# Stated exercise:
Swap "Year" for "Time" in the rows running from the start through the line that contains "legend-label-wordscores-yr: Wordscores_yr [771, 322, 892, 343]". Return only those lines, with everything else left unchanged.

# Excerpted records:
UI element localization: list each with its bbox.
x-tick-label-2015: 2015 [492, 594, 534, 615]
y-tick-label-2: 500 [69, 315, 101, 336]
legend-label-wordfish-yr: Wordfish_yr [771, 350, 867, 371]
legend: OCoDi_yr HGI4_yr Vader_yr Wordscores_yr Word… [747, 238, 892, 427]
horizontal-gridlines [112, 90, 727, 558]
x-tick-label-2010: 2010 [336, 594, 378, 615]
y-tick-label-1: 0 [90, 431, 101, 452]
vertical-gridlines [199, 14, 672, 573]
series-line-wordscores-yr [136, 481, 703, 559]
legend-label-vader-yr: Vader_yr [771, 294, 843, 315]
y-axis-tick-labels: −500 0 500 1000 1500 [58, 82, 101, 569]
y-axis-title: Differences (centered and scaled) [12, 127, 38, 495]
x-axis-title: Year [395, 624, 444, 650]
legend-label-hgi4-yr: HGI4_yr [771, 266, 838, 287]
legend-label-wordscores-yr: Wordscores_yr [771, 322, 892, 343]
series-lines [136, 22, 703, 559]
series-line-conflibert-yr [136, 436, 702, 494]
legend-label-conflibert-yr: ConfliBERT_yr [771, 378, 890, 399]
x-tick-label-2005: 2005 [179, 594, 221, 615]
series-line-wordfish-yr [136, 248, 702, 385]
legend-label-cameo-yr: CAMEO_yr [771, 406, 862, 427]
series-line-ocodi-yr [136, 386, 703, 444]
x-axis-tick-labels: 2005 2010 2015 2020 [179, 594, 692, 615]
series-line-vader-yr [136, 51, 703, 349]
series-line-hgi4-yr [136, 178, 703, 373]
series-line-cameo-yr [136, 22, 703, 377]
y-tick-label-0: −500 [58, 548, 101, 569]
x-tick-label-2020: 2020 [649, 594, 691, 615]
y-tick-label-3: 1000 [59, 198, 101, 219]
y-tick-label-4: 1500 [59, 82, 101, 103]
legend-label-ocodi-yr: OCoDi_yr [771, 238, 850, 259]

# Solution to this exercise:
UI element localization: list each with its bbox.
x-tick-label-2015: 2015 [492, 594, 534, 615]
y-tick-label-2: 500 [69, 315, 101, 336]
legend-label-wordfish-yr: Wordfish_yr [771, 350, 867, 371]
legend: OCoDi_yr HGI4_yr Vader_yr Wordscores_yr Word… [747, 238, 892, 427]
horizontal-gridlines [112, 90, 727, 558]
x-tick-label-2010: 2010 [336, 594, 378, 615]
y-tick-label-1: 0 [90, 431, 101, 452]
vertical-gridlines [199, 14, 672, 573]
series-line-wordscores-yr [136, 481, 703, 559]
legend-label-vader-yr: Vader_yr [771, 294, 843, 315]
y-axis-tick-labels: −500 0 500 1000 1500 [58, 82, 101, 569]
y-axis-title: Differences (centered and scaled) [12, 127, 38, 495]
x-axis-title: Time [395, 624, 444, 650]
legend-label-hgi4-yr: HGI4_yr [771, 266, 838, 287]
legend-label-wordscores-yr: Wordscores_yr [771, 322, 892, 343]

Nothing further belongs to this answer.